The task
For each line in the data below that holds "好东西都是熬出来的", return a copy.

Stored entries
_ _ _

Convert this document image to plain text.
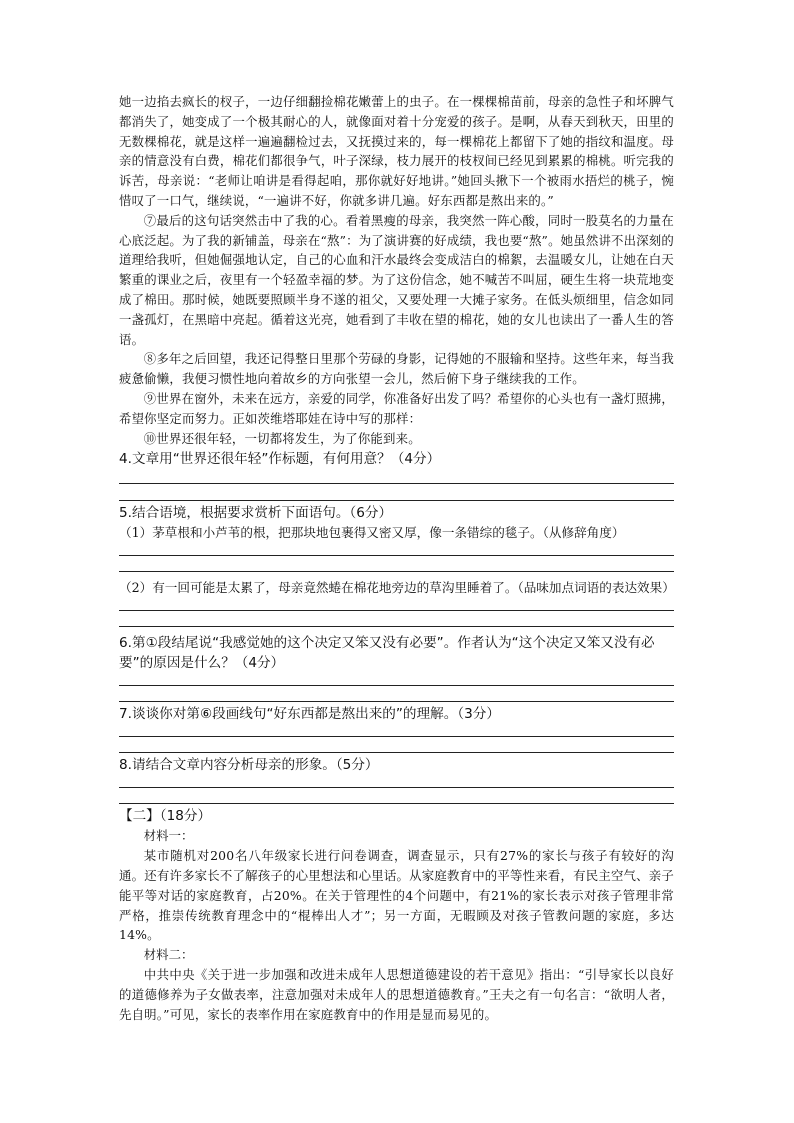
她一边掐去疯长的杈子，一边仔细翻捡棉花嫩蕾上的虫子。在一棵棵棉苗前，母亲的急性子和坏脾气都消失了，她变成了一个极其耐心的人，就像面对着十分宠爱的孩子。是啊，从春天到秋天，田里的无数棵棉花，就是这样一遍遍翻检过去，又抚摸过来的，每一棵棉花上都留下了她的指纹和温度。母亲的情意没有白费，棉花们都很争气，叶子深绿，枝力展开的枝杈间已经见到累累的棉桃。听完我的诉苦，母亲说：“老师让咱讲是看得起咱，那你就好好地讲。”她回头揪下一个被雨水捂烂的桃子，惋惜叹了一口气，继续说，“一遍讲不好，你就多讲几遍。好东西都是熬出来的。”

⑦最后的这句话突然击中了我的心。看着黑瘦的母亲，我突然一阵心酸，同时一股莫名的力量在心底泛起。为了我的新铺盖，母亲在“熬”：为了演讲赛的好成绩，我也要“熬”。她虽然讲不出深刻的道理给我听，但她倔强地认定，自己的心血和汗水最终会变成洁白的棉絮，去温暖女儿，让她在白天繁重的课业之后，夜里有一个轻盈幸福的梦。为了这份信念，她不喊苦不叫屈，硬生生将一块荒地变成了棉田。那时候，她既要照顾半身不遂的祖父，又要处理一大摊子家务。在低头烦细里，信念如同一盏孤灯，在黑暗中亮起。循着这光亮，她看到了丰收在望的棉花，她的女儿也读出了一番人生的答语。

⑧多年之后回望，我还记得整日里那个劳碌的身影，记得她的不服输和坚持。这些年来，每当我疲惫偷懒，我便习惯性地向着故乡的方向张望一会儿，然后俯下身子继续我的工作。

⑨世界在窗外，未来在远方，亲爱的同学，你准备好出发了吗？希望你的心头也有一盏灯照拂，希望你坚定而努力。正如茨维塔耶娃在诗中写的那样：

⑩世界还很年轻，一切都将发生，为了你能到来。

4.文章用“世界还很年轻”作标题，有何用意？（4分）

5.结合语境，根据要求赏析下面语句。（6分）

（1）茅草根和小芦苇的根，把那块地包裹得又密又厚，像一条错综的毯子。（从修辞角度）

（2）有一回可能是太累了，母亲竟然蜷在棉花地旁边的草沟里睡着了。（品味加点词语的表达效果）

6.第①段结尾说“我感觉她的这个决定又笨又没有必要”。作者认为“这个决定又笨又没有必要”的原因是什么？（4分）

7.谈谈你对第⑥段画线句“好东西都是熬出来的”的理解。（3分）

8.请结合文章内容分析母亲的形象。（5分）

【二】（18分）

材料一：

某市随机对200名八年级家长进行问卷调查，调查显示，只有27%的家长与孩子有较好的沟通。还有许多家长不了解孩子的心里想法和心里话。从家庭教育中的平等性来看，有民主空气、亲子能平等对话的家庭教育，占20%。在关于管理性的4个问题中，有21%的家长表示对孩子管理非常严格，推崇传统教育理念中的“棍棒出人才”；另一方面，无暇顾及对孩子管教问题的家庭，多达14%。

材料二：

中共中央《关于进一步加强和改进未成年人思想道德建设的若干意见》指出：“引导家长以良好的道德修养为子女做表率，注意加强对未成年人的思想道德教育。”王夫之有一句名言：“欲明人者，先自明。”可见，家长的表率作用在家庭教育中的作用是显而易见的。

_ _ _

Completed task
她一边掐去疯长的杈子，一边仔细翻捡棉花嫩蕾上的虫子。在一棵棵棉苗前，母亲的急性子和坏脾气都消失了，她变成了一个极其耐心的人，就像面对着十分宠爱的孩子。是啊，从春天到秋天，田里的无数棵棉花，就是这样一遍遍翻检过去，又抚摸过来的，每一棵棉花上都留下了她的指纹和温度。母亲的情意没有白费，棉花们都很争气，叶子深绿，枝力展开的枝杈间已经见到累累的棉桃。听完我的诉苦，母亲说：“老师让咱讲是看得起咱，那你就好好地讲。”她回头揪下一个被雨水捂烂的桃子，惋惜叹了一口气，继续说，“一遍讲不好，你就多讲几遍。好东西都是熬出来的。”
7.谈谈你对第⑥段画线句“好东西都是熬出来的”的理解。（3分）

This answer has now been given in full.